Filter the data below for the string "great" and copy each matching line.
****************
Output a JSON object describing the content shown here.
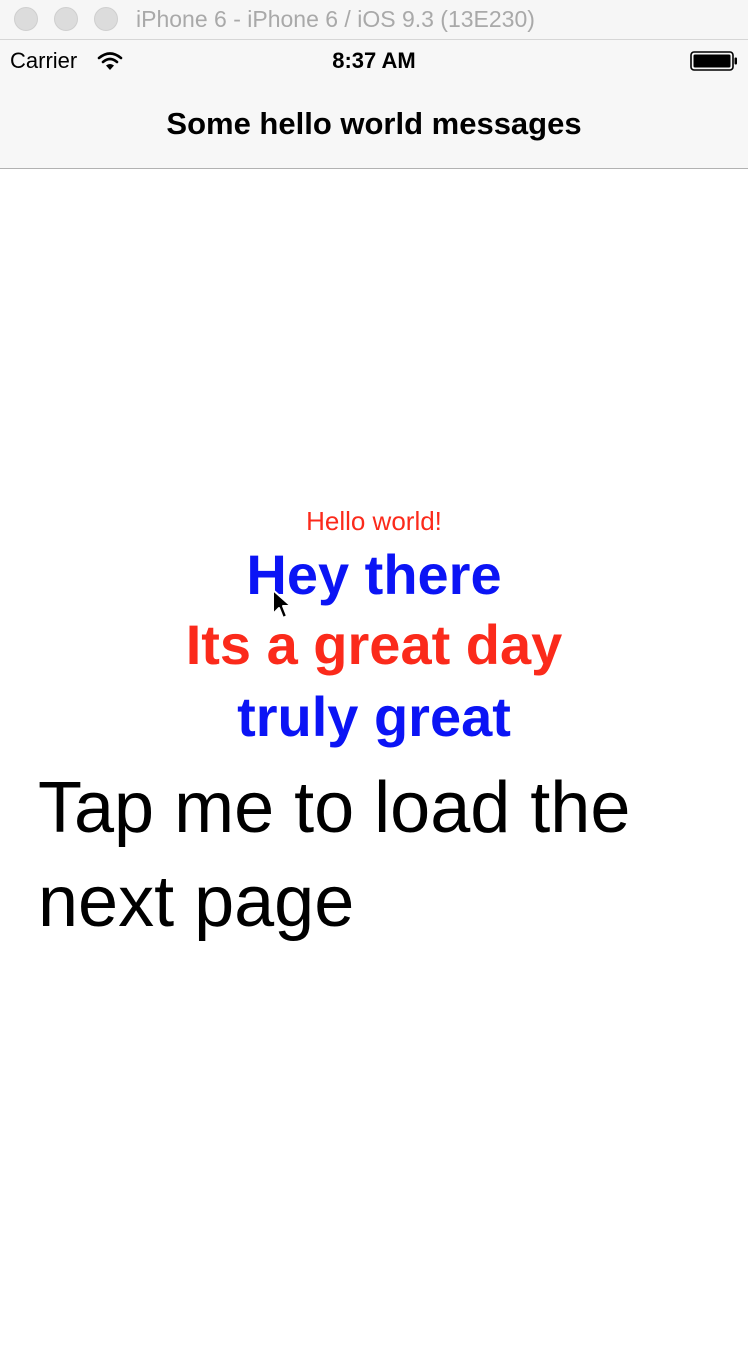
{
  "window": {
    "title": "iPhone 6 - iPhone 6 / iOS 9.3 (13E230)",
    "controls": [
      "close-button",
      "minimize-button",
      "zoom-button"
    ]
  },
  "status_bar": {
    "carrier": "Carrier",
    "time": "8:37 AM",
    "icons": [
      "wifi-icon",
      "battery-icon"
    ]
  },
  "nav_bar": {
    "title": "Some hello world messages"
  },
  "messages": {
    "hello": "Hello world!",
    "hey": "Hey there",
    "great_day": "Its a great day",
    "truly": "truly great"
  },
  "link": {
    "label": "Tap me to load the next page"
  },
  "colors": {
    "red": "#fb2a1b",
    "blue": "#0b14f5",
    "text": "#000000",
    "bar_background": "#f7f7f7"
  }
}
****************
• _Correct result_:
    "great_day": "Its a great day",
    "truly": "truly great"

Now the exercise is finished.